• [WHAT IS NEEDED]
Locate "Read out every word on this page." in the data below, then output the line it is on and all following lines through the last, word for word. Skip any pictures.
━━━━━━
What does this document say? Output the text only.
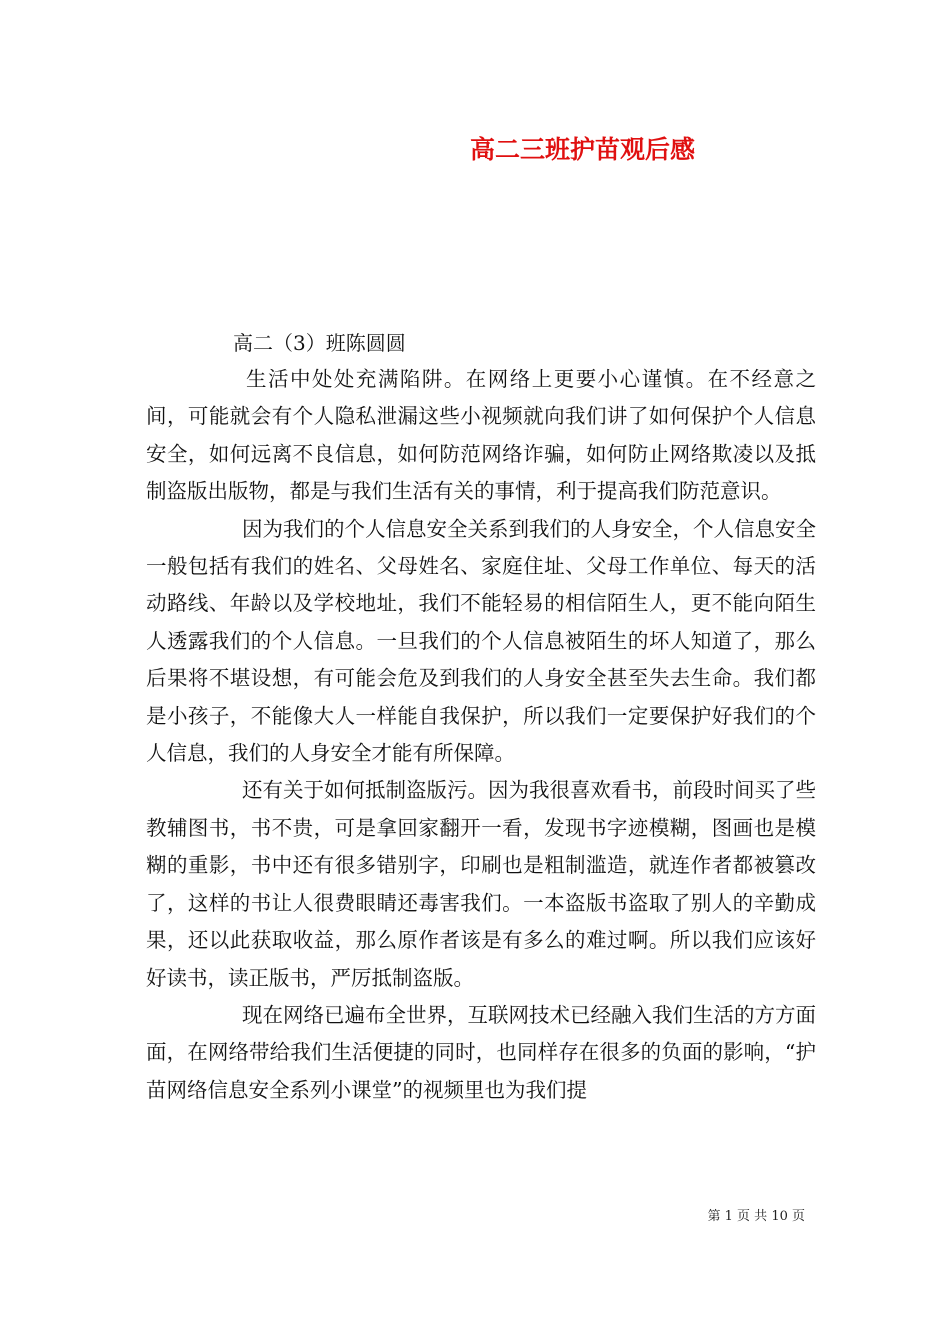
高二三班护苗观后感
高二（3）班陈圆圆

生活中处处充满陷阱。在网络上更要小心谨慎。在不经意之间，可能就会有个人隐私泄漏这些小视频就向我们讲了如何保护个人信息安全，如何远离不良信息，如何防范网络诈骗，如何防止网络欺凌以及抵制盗版出版物，都是与我们生活有关的事情，利于提高我们防范意识。

因为我们的个人信息安全关系到我们的人身安全，个人信息安全一般包括有我们的姓名、父母姓名、家庭住址、父母工作单位、每天的活动路线、年龄以及学校地址，我们不能轻易的相信陌生人，更不能向陌生人透露我们的个人信息。一旦我们的个人信息被陌生的坏人知道了，那么后果将不堪设想，有可能会危及到我们的人身安全甚至失去生命。我们都是小孩子，不能像大人一样能自我保护，所以我们一定要保护好我们的个人信息，我们的人身安全才能有所保障。

还有关于如何抵制盗版污。因为我很喜欢看书，前段时间买了些教辅图书，书不贵，可是拿回家翻开一看，发现书字迹模糊，图画也是模糊的重影，书中还有很多错别字，印刷也是粗制滥造，就连作者都被篡改了，这样的书让人很费眼睛还毒害我们。一本盗版书盗取了别人的辛勤成果，还以此获取收益，那么原作者该是有多么的难过啊。所以我们应该好好读书，读正版书，严厉抵制盗版。

现在网络已遍布全世界，互联网技术已经融入我们生活的方方面面，在网络带给我们生活便捷的同时，也同样存在很多的负面的影响，“护苗网络信息安全系列小课堂”的视频里也为我们提

第 1 页 共 10 页
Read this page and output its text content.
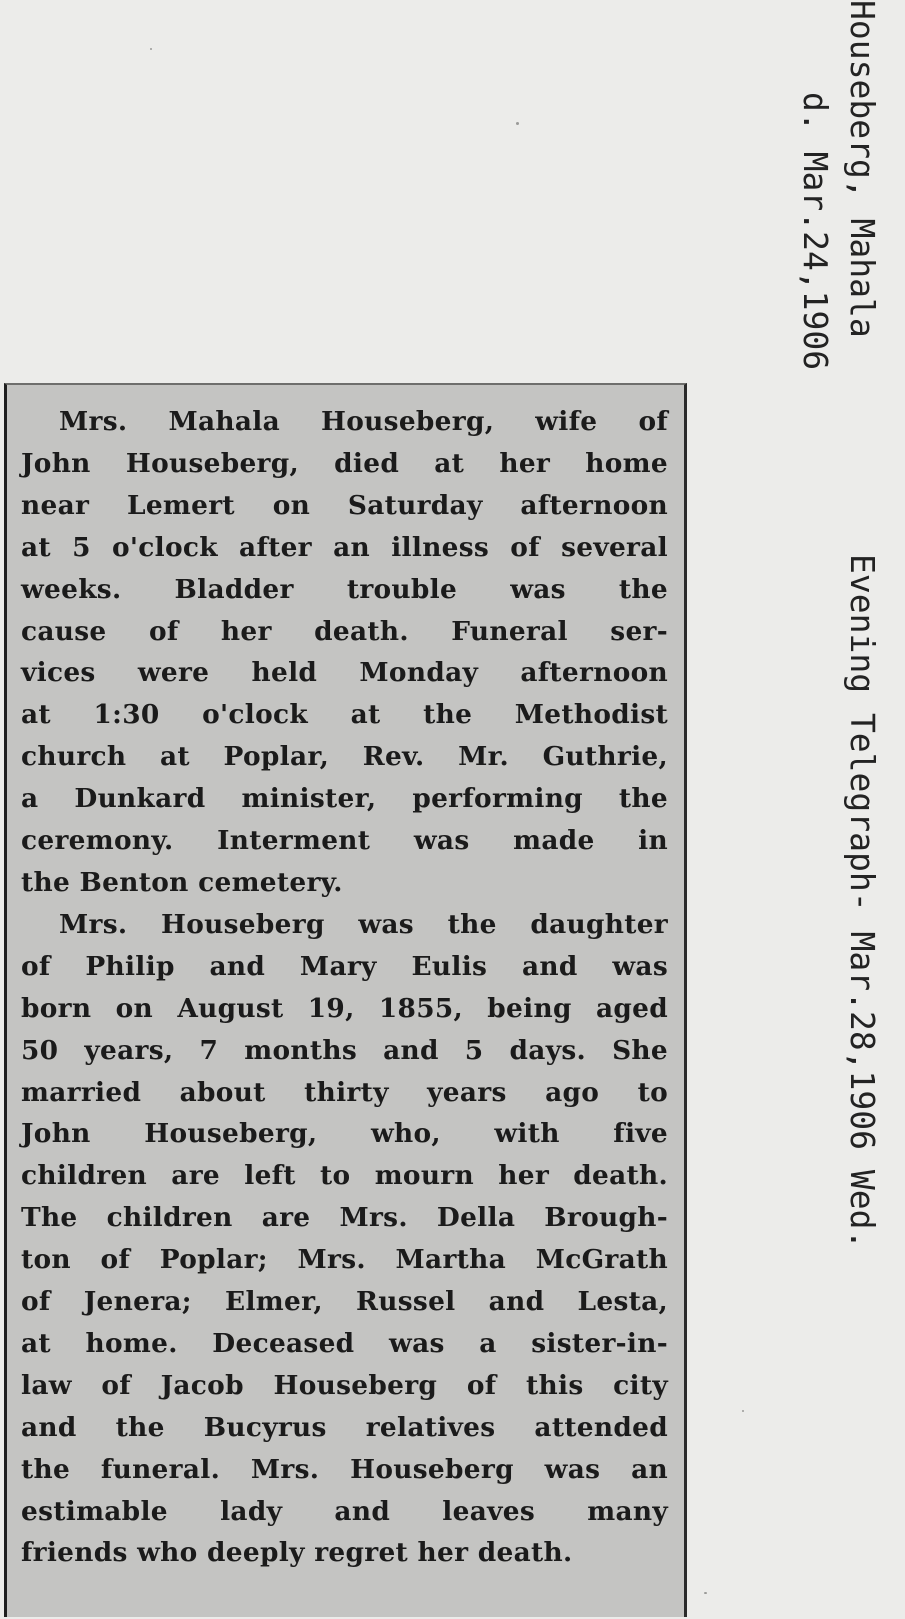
Mrs. Mahala Houseberg, wife of
John Houseberg, died at her home
near Lemert on Saturday afternoon
at 5 o'clock after an illness of several
weeks. Bladder trouble was the
cause of her death. Funeral ser-
vices were held Monday afternoon
at 1:30 o'clock at the Methodist
church at Poplar, Rev. Mr. Guthrie,
a Dunkard minister, performing the
ceremony. Interment was made in
the Benton cemetery.

Mrs. Houseberg was the daughter
of Philip and Mary Eulis and was
born on August 19, 1855, being aged
50 years, 7 months and 5 days. She
married about thirty years ago to
John Houseberg, who, with five
children are left to mourn her death.
The children are Mrs. Della Brough-
ton of Poplar; Mrs. Martha McGrath
of Jenera; Elmer, Russel and Lesta,
at home. Deceased was a sister-in-
law of Jacob Houseberg of this city
and the Bucyrus relatives attended
the funeral. Mrs. Houseberg was an
estimable lady and leaves many
friends who deeply regret her death.

Houseberg, Mahala
d. Mar.24,1906
Evening Telegraph- Mar.28,1906 Wed.
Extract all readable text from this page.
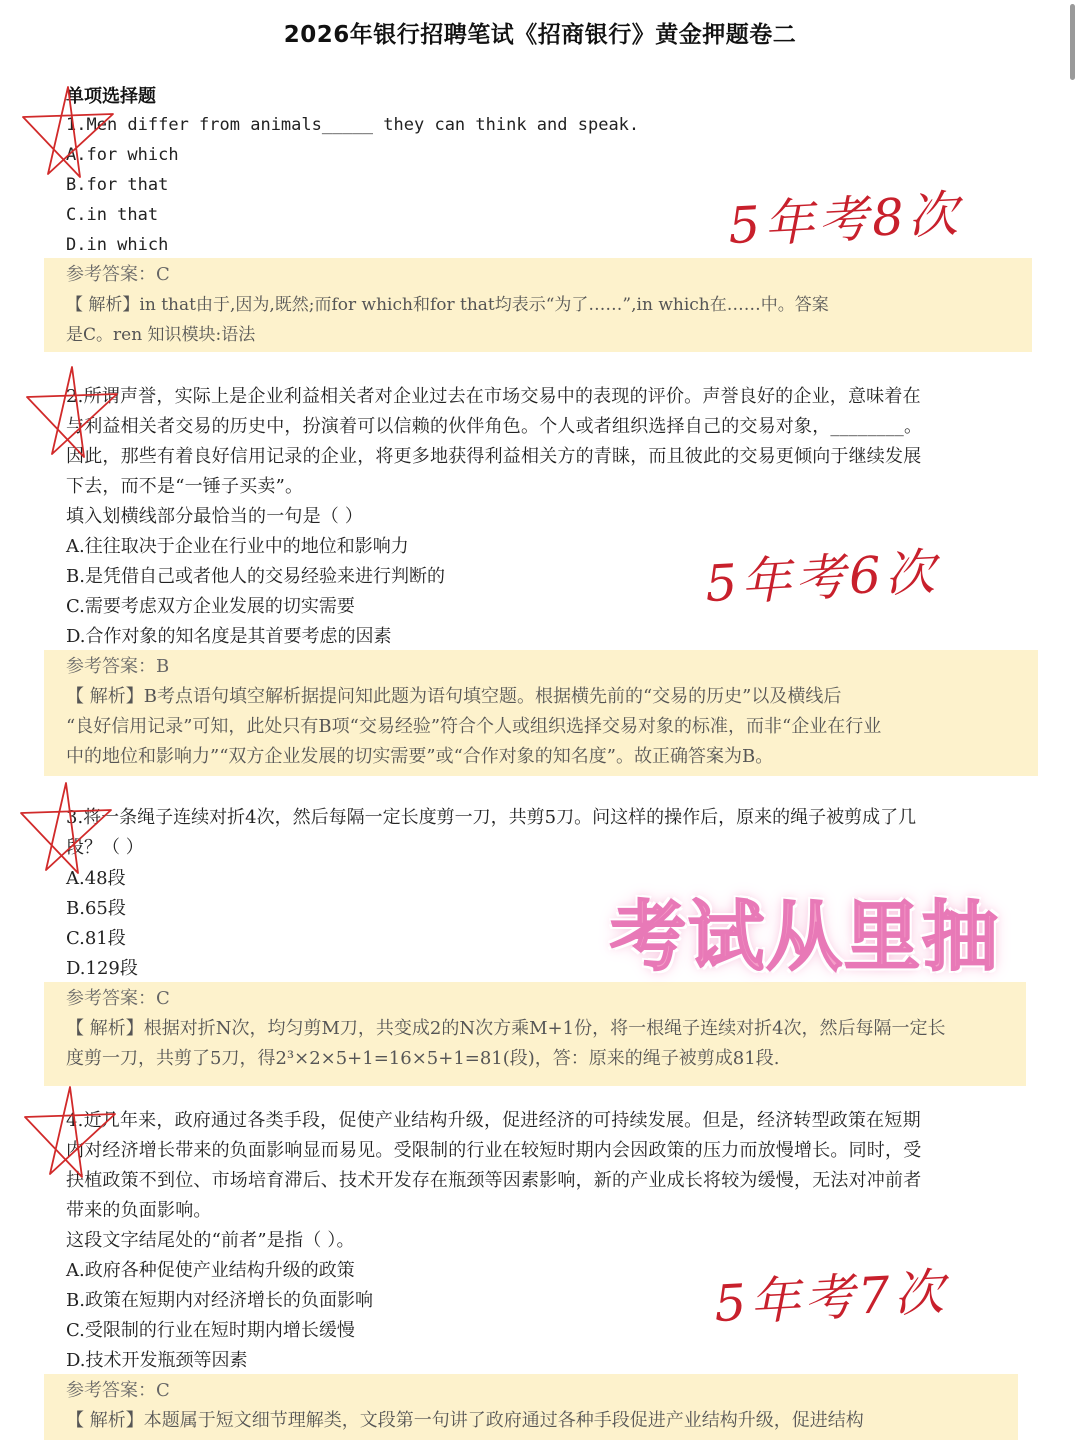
2026年银行招聘笔试《招商银行》黄金押题卷二
单项选择题
1.Men differ from animals_____ they can think and speak.
A.for which
B.for that
C.in that
D.in which
参考答案：C
【 解析】in that由于,因为,既然;而for which和for that均表示“为了……”,in which在……中。答案
是C。ren 知识模块:语法
5年考8次
2.所谓声誉，实际上是企业利益相关者对企业过去在市场交易中的表现的评价。声誉良好的企业，意味着在
与利益相关者交易的历史中，扮演着可以信赖的伙伴角色。个人或者组织选择自己的交易对象，________。
因此，那些有着良好信用记录的企业，将更多地获得利益相关方的青睐，而且彼此的交易更倾向于继续发展
下去，而不是“一锤子买卖”。
填入划横线部分最恰当的一句是（ ）
A.往往取决于企业在行业中的地位和影响力
B.是凭借自己或者他人的交易经验来进行判断的
C.需要考虑双方企业发展的切实需要
D.合作对象的知名度是其首要考虑的因素
参考答案：B
【 解析】B考点语句填空解析据提问知此题为语句填空题。根据横先前的“交易的历史”以及横线后
“良好信用记录”可知，此处只有B项“交易经验”符合个人或组织选择交易对象的标准，而非“企业在行业
中的地位和影响力”“双方企业发展的切实需要”或“合作对象的知名度”。故正确答案为B。
5年考6次
3.将一条绳子连续对折4次，然后每隔一定长度剪一刀，共剪5刀。问这样的操作后，原来的绳子被剪成了几
段？（ ）
A.48段
B.65段
C.81段
D.129段
参考答案：C
【 解析】根据对折N次，均匀剪M刀，共变成2的N次方乘M+1份，将一根绳子连续对折4次，然后每隔一定长
度剪一刀，共剪了5刀，得2³×2×5+1=16×5+1=81(段)，答：原来的绳子被剪成81段.
考试从里抽
4.近几年来，政府通过各类手段，促使产业结构升级，促进经济的可持续发展。但是，经济转型政策在短期
内对经济增长带来的负面影响显而易见。受限制的行业在较短时期内会因政策的压力而放慢增长。同时，受
扶植政策不到位、市场培育滞后、技术开发存在瓶颈等因素影响，新的产业成长将较为缓慢，无法对冲前者
带来的负面影响。
这段文字结尾处的“前者”是指（ ）。
A.政府各种促使产业结构升级的政策
B.政策在短期内对经济增长的负面影响
C.受限制的行业在短时期内增长缓慢
D.技术开发瓶颈等因素
参考答案：C
【 解析】本题属于短文细节理解类，文段第一句讲了政府通过各种手段促进产业结构升级，促进结构
5年考7次
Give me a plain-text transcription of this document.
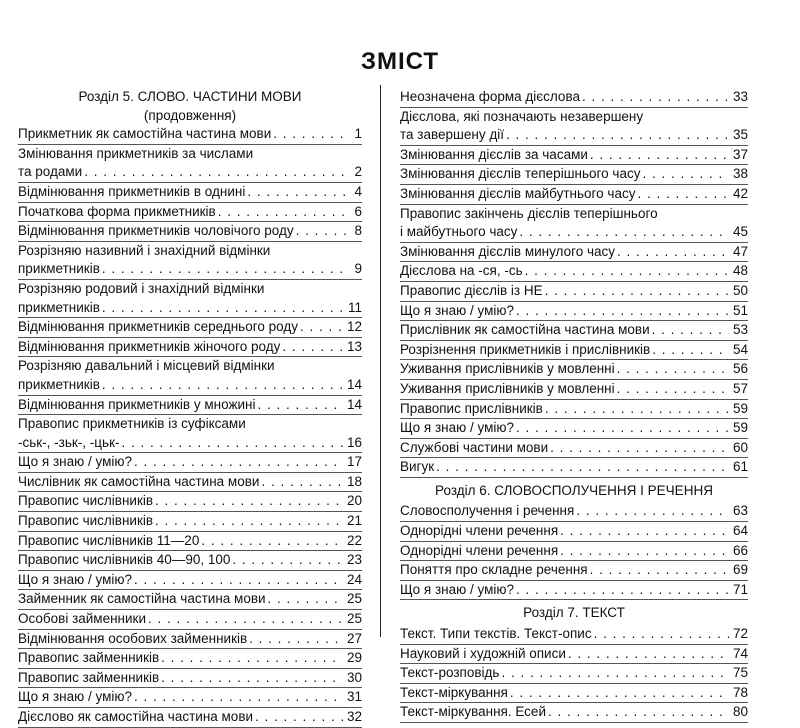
ЗМІСТ
Розділ 5. СЛОВО. ЧАСТИНИ МОВИ
(продовження)
Прикметник як самостійна частина мови . . .	1
Змінювання прикметників за числами
та родами . . .	2
Відмінювання прикметників в однині . . .	4
Початкова форма прикметників . . .	6
Відмінювання прикметників чоловічого роду . . .	8
Розрізняю називний і знахідний відмінки
прикметників . . .	9
Розрізняю родовий і знахідний відмінки
прикметників . . .	11
Відмінювання прикметників середнього роду . . .	12
Відмінювання прикметників жіночого роду . . .	13
Розрізняю давальний і місцевий відмінки
прикметників . . .	14
Відмінювання прикметників у множині . . .	14
Правопис прикметників із суфіксами
-ськ-, -зьк-, -цьк- . . .	16
Що я знаю / умію? . . .	17
Числівник як самостійна частина мови . . .	18
Правопис числівників . . .	20
Правопис числівників . . .	21
Правопис числівників 11—20 . . .	22
Правопис числівників 40—90, 100 . . .	23
Що я знаю / умію? . . .	24
Займенник як самостійна частина мови . . .	25
Особові займенники . . .	25
Відмінювання особових займенників . . .	27
Правопис займенників . . .	29
Правопис займенників . . .	30
Що я знаю / умію? . . .	31
Дієслово як самостійна частина мови . . .	32
Неозначена форма дієслова . . .	33
Дієслова, які позначають незавершену
та завершену дії . . .	35
Змінювання дієслів за часами . . .	37
Змінювання дієслів теперішнього часу . . .	38
Змінювання дієслів майбутнього часу . . .	42
Правопис закінчень дієслів теперішнього
і майбутнього часу . . .	45
Змінювання дієслів минулого часу . . .	47
Дієслова на -ся, -сь . . .	48
Правопис дієслів із НЕ . . .	50
Що я знаю / умію? . . .	51
Прислівник як самостійна частина мови . . .	53
Розрізнення прикметників і прислівників . . .	54
Уживання прислівників у мовленні . . .	56
Уживання прислівників у мовленні . . .	57
Правопис прислівників . . .	59
Що я знаю / умію? . . .	59
Службові частини мови . . .	60
Вигук . . .	61
Розділ 6. СЛОВОСПОЛУЧЕННЯ І РЕЧЕННЯ
Словосполучення і речення . . .	63
Однорідні члени речення . . .	64
Однорідні члени речення . . .	66
Поняття про складне речення . . .	69
Що я знаю / умію? . . .	71
Розділ 7. ТЕКСТ
Текст. Типи текстів. Текст-опис . . .	72
Науковий і художній описи . . .	74
Текст-розповідь . . .	75
Текст-міркування . . .	78
Текст-міркування. Есей . . .	80
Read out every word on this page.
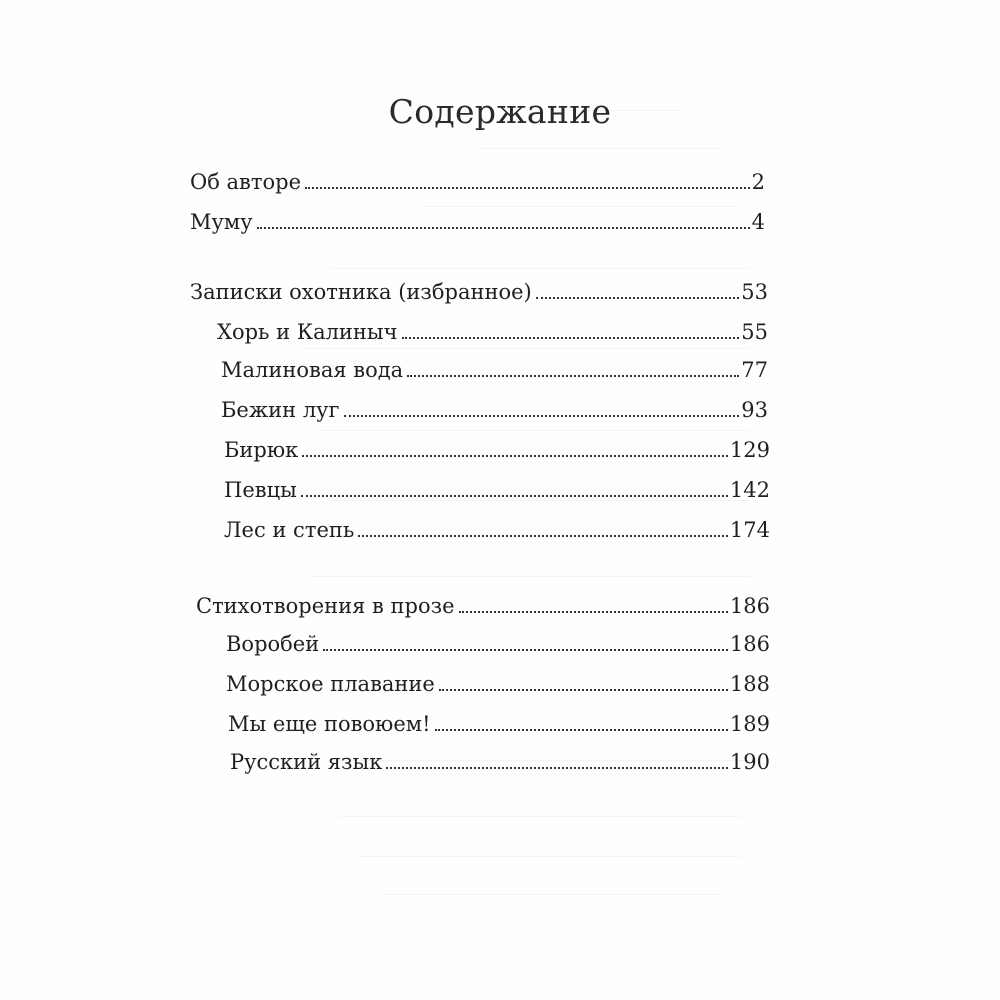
Содержание
Об авторе	2
Муму	4
Записки охотника (избранное)	53
Хорь и Калиныч	55
Малиновая вода	77
Бежин луг	93
Бирюк	129
Певцы	142
Лес и степь	174
Стихотворения в прозе	186
Воробей	186
Морское плавание	188
Мы еще повоюем!	189
Русский язык	190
━━━━━━
• [SOLUTION BELOW]
Read out every word on this page.
Содержание
Об авторе	2
Муму	4
Записки охотника (избранное)	53
Хорь и Калиныч	55
Малиновая вода	77
Бежин луг	93
Бирюк	129
Певцы	142
Лес и степь	174
Стихотворения в прозе	186
Воробей	186
Морское плавание	188
Мы еще повоюем!	189
Русский язык	190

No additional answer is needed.